**What is required**
From the listing below, count the lines where the string "тактических" occurs. Give the number, with no other words.

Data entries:
+++

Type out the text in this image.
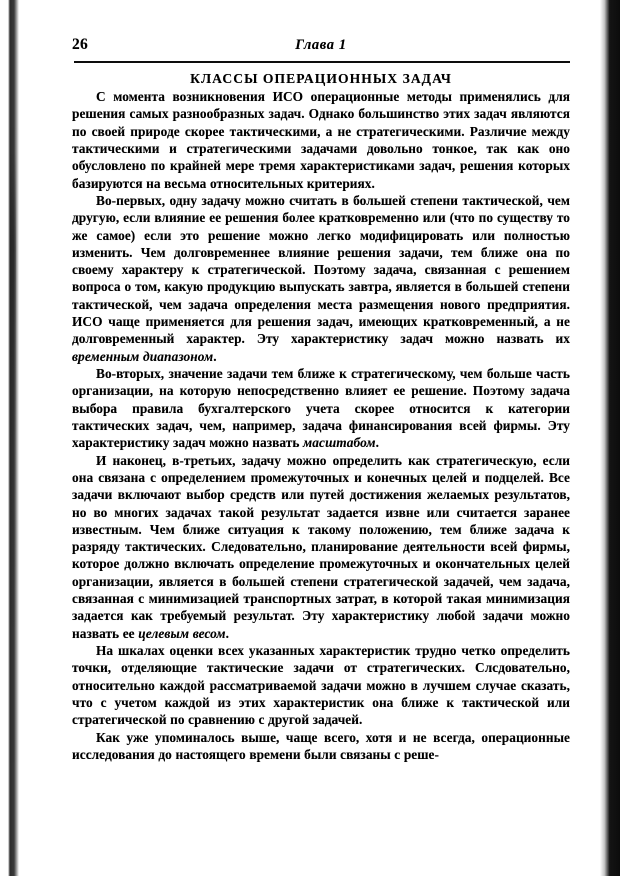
26	Глава 1
КЛАССЫ ОПЕРАЦИОННЫХ ЗАДАЧ

С момента возникновения ИСО операционные методы применялись для решения самых разнообразных задач. Однако большинство этих задач являются по своей природе скорее тактическими, а не стратегическими. Различие между тактическими и стратегическими задачами довольно тонкое, так как оно обусловлено по крайней мере тремя характеристиками задач, решения которых базируются на весьма относительных критериях.

Во-первых, одну задачу можно считать в большей степени тактической, чем другую, если влияние ее решения более кратковременно или (что по существу то же самое) если это решение можно легко модифицировать или полностью изменить. Чем долговременнее влияние решения задачи, тем ближе она по своему характеру к стратегической. Поэтому задача, связанная с решением вопроса о том, какую продукцию выпускать завтра, является в большей степени тактической, чем задача определения места размещения нового предприятия. ИСО чаще применяется для решения задач, имеющих кратковременный, а не долговременный характер. Эту характеристику задач можно назвать их временным диапазоном.

Во-вторых, значение задачи тем ближе к стратегическому, чем больше часть организации, на которую непосредственно влияет ее решение. Поэтому задача выбора правила бухгалтерского учета скорее относится к категории тактических задач, чем, например, задача финансирования всей фирмы. Эту характеристику задач можно назвать масштабом.

И наконец, в-третьих, задачу можно определить как стратегическую, если она связана с определением промежуточных и конечных целей и подцелей. Все задачи включают выбор средств или путей достижения желаемых результатов, но во многих задачах такой результат задается извне или считается заранее известным. Чем ближе ситуация к такому положению, тем ближе задача к разряду тактических. Следовательно, планирование деятельности всей фирмы, которое должно включать определение промежуточных и окончательных целей организации, является в большей степени стратегической задачей, чем задача, связанная с минимизацией транспортных затрат, в которой такая минимизация задается как требуемый результат. Эту характеристику любой задачи можно назвать ее целевым весом.

На шкалах оценки всех указанных характеристик трудно четко определить точки, отделяющие тактические задачи от стратегических. Слсдовательно, относительно каждой рассматриваемой задачи можно в лучшем случае сказать, что с учетом каждой из этих характеристик она ближе к тактической или стратегической по сравнению с другой задачей.

Как уже упоминалось выше, чаще всего, хотя и не всегда, операционные исследования до настоящего времени были связаны с реше-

+++

**Answer to this exercise**
2